--- DATA PROVIDED ---

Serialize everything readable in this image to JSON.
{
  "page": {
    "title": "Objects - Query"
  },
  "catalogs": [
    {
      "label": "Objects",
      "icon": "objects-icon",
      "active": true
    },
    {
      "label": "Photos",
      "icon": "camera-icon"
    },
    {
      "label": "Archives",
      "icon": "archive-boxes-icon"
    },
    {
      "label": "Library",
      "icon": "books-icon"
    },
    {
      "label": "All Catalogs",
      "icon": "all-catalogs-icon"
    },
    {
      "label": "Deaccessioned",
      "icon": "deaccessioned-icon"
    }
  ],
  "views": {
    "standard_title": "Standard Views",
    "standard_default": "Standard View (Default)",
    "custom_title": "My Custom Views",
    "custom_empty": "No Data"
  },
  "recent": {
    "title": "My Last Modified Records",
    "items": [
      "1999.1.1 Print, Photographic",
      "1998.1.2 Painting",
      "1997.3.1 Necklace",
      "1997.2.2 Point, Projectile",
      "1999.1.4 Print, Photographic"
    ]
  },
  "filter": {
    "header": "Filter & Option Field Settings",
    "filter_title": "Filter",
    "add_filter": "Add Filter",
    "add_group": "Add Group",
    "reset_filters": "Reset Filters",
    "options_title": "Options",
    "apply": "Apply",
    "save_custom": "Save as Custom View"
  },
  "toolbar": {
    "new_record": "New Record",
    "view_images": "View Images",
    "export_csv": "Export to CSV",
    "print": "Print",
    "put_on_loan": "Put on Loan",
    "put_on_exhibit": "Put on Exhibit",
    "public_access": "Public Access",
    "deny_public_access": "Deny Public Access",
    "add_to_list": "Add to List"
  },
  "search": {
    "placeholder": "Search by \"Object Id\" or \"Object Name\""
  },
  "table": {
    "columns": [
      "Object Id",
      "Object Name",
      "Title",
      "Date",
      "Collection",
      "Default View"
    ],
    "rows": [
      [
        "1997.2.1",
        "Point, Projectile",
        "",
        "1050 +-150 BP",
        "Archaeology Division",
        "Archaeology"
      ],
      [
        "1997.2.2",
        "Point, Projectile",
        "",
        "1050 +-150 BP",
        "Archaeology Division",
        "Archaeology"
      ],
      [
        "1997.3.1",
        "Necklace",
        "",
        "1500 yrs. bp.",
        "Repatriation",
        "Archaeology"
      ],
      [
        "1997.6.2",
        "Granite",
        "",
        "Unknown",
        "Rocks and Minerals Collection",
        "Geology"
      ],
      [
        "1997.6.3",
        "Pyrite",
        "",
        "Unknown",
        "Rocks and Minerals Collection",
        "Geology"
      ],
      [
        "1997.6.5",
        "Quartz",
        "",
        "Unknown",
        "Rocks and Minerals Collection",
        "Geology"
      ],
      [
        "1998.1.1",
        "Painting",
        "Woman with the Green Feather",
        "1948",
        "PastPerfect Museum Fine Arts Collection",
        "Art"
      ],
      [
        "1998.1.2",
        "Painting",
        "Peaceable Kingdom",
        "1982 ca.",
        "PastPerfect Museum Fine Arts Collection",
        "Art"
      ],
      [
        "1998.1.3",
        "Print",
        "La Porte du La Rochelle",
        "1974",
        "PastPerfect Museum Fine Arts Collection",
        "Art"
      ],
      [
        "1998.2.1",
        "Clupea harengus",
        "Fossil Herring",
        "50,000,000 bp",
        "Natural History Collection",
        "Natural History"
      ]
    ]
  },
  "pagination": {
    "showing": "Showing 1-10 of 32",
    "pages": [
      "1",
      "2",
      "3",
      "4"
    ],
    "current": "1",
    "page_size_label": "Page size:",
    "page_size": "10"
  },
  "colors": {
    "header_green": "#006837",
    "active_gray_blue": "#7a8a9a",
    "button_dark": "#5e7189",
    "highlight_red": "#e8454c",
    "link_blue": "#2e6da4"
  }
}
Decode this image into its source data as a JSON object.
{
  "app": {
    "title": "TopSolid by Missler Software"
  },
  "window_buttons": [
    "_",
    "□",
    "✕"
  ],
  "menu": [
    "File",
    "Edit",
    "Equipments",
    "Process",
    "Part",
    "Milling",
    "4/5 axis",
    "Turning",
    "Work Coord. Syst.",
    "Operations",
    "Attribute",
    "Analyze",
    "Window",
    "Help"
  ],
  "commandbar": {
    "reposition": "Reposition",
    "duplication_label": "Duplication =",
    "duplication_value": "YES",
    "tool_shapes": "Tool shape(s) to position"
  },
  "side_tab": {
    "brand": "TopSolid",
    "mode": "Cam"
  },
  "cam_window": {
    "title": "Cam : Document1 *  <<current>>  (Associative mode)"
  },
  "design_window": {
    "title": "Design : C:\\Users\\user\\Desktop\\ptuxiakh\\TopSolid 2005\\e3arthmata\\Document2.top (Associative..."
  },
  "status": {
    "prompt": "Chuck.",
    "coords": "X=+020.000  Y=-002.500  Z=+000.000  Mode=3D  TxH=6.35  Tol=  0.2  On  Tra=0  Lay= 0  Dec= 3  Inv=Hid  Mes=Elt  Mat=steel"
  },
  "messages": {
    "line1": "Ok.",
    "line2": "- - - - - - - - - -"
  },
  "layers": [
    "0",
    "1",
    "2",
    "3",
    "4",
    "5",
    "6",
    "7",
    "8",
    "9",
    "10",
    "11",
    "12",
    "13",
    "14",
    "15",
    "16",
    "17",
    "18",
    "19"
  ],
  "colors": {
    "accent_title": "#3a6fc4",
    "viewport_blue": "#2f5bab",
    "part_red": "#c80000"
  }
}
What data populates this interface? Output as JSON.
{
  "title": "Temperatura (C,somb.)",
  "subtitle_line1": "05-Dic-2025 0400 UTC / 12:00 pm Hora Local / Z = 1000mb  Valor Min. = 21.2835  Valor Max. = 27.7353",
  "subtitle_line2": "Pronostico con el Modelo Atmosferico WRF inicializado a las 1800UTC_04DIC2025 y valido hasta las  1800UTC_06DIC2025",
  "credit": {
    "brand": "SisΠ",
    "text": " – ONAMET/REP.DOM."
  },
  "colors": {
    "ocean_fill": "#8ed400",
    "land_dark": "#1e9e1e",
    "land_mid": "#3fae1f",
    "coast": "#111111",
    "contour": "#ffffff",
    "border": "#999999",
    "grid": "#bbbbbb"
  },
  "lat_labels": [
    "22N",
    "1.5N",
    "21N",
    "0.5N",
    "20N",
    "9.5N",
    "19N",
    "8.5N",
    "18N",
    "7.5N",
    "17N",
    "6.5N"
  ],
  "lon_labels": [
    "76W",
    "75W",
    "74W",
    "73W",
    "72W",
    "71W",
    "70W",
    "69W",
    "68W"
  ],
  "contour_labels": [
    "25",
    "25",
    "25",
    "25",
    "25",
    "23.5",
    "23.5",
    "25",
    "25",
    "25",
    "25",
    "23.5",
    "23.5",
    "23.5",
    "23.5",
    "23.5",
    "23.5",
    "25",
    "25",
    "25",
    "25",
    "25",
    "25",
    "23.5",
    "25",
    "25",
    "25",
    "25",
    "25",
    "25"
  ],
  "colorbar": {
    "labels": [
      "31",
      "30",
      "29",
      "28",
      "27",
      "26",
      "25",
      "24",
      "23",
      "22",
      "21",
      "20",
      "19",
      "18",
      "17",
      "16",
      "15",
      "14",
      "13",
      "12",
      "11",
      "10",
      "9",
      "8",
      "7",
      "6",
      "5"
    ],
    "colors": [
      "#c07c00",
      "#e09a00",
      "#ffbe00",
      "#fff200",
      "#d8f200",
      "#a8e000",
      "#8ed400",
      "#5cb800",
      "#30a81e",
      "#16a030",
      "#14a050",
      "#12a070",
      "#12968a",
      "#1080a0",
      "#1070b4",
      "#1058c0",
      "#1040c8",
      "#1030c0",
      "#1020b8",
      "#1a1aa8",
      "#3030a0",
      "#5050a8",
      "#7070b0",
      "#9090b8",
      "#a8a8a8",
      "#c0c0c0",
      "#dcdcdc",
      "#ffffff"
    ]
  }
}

---

Find out how many lines in the listing contain the string "Default". Give the number alone.

2